Some records

[start]

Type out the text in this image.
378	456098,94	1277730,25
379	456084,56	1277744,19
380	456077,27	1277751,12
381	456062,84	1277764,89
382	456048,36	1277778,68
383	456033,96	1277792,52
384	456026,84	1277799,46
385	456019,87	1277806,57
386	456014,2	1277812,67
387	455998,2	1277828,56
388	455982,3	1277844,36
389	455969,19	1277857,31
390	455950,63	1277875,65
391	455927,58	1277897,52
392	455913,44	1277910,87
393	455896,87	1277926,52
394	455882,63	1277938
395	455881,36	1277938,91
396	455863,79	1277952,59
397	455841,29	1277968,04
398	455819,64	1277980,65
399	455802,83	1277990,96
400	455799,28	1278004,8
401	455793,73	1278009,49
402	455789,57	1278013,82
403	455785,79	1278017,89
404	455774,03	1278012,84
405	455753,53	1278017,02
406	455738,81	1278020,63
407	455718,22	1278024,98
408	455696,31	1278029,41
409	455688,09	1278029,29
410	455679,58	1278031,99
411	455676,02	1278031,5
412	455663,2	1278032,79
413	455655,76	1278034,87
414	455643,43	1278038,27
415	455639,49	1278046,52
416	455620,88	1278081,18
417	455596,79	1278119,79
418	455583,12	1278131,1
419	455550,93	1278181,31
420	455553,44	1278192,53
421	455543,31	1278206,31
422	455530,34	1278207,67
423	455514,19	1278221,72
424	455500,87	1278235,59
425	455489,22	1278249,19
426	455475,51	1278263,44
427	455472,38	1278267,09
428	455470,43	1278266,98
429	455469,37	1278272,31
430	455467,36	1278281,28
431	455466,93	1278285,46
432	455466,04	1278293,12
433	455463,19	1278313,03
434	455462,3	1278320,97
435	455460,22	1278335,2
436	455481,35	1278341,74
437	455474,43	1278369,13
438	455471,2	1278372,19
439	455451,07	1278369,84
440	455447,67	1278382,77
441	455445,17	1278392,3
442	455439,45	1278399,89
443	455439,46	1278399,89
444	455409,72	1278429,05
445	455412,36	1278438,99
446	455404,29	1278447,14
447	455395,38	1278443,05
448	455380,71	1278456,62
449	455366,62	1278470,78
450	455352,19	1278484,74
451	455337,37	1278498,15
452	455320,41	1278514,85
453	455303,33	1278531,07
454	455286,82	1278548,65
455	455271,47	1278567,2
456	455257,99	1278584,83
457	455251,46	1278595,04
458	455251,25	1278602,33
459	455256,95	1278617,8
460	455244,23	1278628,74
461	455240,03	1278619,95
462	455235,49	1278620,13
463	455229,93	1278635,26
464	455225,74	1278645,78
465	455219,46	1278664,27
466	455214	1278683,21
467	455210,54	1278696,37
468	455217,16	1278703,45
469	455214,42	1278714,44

[end]

[YOUR GOAL]
Print the complete listing again, exactly as it stands.

[EXERCISE RESPONSE]
Type out the text in this image.
378	456098,94	1277730,25
379	456084,56	1277744,19
380	456077,27	1277751,12
381	456062,84	1277764,89
382	456048,36	1277778,68
383	456033,96	1277792,52
384	456026,84	1277799,46
385	456019,87	1277806,57
386	456014,2	1277812,67
387	455998,2	1277828,56
388	455982,3	1277844,36
389	455969,19	1277857,31
390	455950,63	1277875,65
391	455927,58	1277897,52
392	455913,44	1277910,87
393	455896,87	1277926,52
394	455882,63	1277938
395	455881,36	1277938,91
396	455863,79	1277952,59
397	455841,29	1277968,04
398	455819,64	1277980,65
399	455802,83	1277990,96
400	455799,28	1278004,8
401	455793,73	1278009,49
402	455789,57	1278013,82
403	455785,79	1278017,89
404	455774,03	1278012,84
405	455753,53	1278017,02
406	455738,81	1278020,63
407	455718,22	1278024,98
408	455696,31	1278029,41
409	455688,09	1278029,29
410	455679,58	1278031,99
411	455676,02	1278031,5
412	455663,2	1278032,79
413	455655,76	1278034,87
414	455643,43	1278038,27
415	455639,49	1278046,52
416	455620,88	1278081,18
417	455596,79	1278119,79
418	455583,12	1278131,1
419	455550,93	1278181,31
420	455553,44	1278192,53
421	455543,31	1278206,31
422	455530,34	1278207,67
423	455514,19	1278221,72
424	455500,87	1278235,59
425	455489,22	1278249,19
426	455475,51	1278263,44
427	455472,38	1278267,09
428	455470,43	1278266,98
429	455469,37	1278272,31
430	455467,36	1278281,28
431	455466,93	1278285,46
432	455466,04	1278293,12
433	455463,19	1278313,03
434	455462,3	1278320,97
435	455460,22	1278335,2
436	455481,35	1278341,74
437	455474,43	1278369,13
438	455471,2	1278372,19
439	455451,07	1278369,84
440	455447,67	1278382,77
441	455445,17	1278392,3
442	455439,45	1278399,89
443	455439,46	1278399,89
444	455409,72	1278429,05
445	455412,36	1278438,99
446	455404,29	1278447,14
447	455395,38	1278443,05
448	455380,71	1278456,62
449	455366,62	1278470,78
450	455352,19	1278484,74
451	455337,37	1278498,15
452	455320,41	1278514,85
453	455303,33	1278531,07
454	455286,82	1278548,65
455	455271,47	1278567,2
456	455257,99	1278584,83
457	455251,46	1278595,04
458	455251,25	1278602,33
459	455256,95	1278617,8
460	455244,23	1278628,74
461	455240,03	1278619,95
462	455235,49	1278620,13
463	455229,93	1278635,26
464	455225,74	1278645,78
465	455219,46	1278664,27
466	455214	1278683,21
467	455210,54	1278696,37
468	455217,16	1278703,45
469	455214,42	1278714,44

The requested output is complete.